- **Task objective**: Transcribe all of the records word for word, but omit the pictures.

Start of Given data

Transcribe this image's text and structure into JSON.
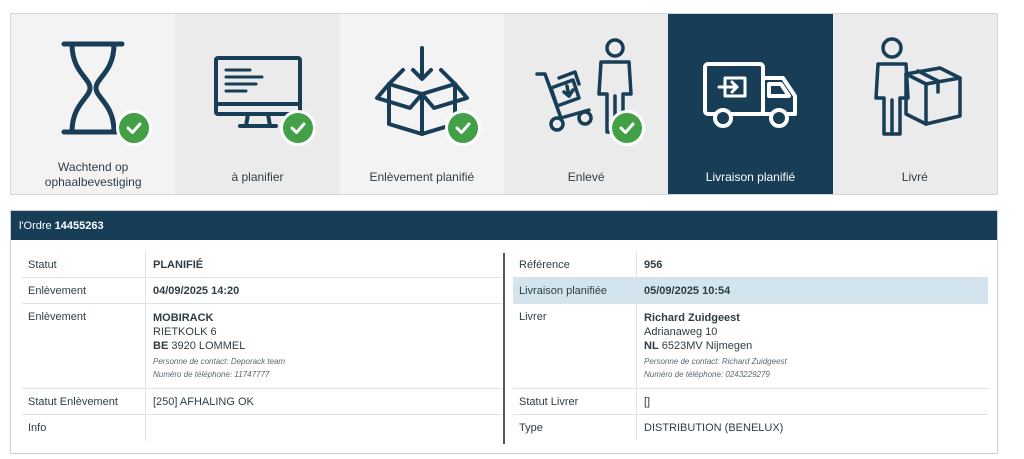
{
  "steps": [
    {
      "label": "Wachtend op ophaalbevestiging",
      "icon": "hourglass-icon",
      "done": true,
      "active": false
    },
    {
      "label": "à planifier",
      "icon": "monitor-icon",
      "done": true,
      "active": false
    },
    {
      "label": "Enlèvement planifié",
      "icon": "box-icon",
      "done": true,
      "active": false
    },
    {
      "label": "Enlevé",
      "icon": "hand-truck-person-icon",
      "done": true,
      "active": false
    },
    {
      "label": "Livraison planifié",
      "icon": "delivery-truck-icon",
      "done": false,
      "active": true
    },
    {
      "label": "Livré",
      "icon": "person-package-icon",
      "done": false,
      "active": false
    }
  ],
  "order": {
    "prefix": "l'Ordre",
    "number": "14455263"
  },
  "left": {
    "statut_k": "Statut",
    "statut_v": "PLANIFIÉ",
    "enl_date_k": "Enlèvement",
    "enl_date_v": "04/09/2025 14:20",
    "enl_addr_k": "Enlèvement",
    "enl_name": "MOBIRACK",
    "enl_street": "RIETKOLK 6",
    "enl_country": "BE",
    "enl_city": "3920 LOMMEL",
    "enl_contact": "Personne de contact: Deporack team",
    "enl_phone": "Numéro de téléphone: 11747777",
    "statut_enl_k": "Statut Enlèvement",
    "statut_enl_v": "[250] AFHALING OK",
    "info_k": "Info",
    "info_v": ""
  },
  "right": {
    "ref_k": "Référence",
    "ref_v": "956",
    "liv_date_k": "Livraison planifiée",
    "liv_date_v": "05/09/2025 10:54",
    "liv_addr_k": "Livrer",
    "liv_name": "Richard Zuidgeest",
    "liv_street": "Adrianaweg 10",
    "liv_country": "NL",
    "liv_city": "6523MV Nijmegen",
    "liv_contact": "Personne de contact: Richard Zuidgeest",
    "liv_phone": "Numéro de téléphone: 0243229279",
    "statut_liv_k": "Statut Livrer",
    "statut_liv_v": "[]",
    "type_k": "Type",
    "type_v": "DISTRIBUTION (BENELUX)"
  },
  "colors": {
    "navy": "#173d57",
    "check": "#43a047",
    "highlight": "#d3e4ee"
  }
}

End of Given data

- **Response**:
Transcribe this image's text and structure into JSON.
{
  "steps": [
    {
      "label": "Wachtend op ophaalbevestiging",
      "icon": "hourglass-icon",
      "done": true,
      "active": false
    },
    {
      "label": "à planifier",
      "icon": "monitor-icon",
      "done": true,
      "active": false
    },
    {
      "label": "Enlèvement planifié",
      "icon": "box-icon",
      "done": true,
      "active": false
    },
    {
      "label": "Enlevé",
      "icon": "hand-truck-person-icon",
      "done": true,
      "active": false
    },
    {
      "label": "Livraison planifié",
      "icon": "delivery-truck-icon",
      "done": false,
      "active": true
    },
    {
      "label": "Livré",
      "icon": "person-package-icon",
      "done": false,
      "active": false
    }
  ],
  "order": {
    "prefix": "l'Ordre",
    "number": "14455263"
  },
  "left": {
    "statut_k": "Statut",
    "statut_v": "PLANIFIÉ",
    "enl_date_k": "Enlèvement",
    "enl_date_v": "04/09/2025 14:20",
    "enl_addr_k": "Enlèvement",
    "enl_name": "MOBIRACK",
    "enl_street": "RIETKOLK 6",
    "enl_country": "BE",
    "enl_city": "3920 LOMMEL",
    "enl_contact": "Personne de contact: Deporack team",
    "enl_phone": "Numéro de téléphone: 11747777",
    "statut_enl_k": "Statut Enlèvement",
    "statut_enl_v": "[250] AFHALING OK",
    "info_k": "Info",
    "info_v": ""
  },
  "right": {
    "ref_k": "Référence",
    "ref_v": "956",
    "liv_date_k": "Livraison planifiée",
    "liv_date_v": "05/09/2025 10:54",
    "liv_addr_k": "Livrer",
    "liv_name": "Richard Zuidgeest",
    "liv_street": "Adrianaweg 10",
    "liv_country": "NL",
    "liv_city": "6523MV Nijmegen",
    "liv_contact": "Personne de contact: Richard Zuidgeest",
    "liv_phone": "Numéro de téléphone: 0243229279",
    "statut_liv_k": "Statut Livrer",
    "statut_liv_v": "[]",
    "type_k": "Type",
    "type_v": "DISTRIBUTION (BENELUX)"
  },
  "colors": {
    "navy": "#173d57",
    "check": "#43a047",
    "highlight": "#d3e4ee"
  }
}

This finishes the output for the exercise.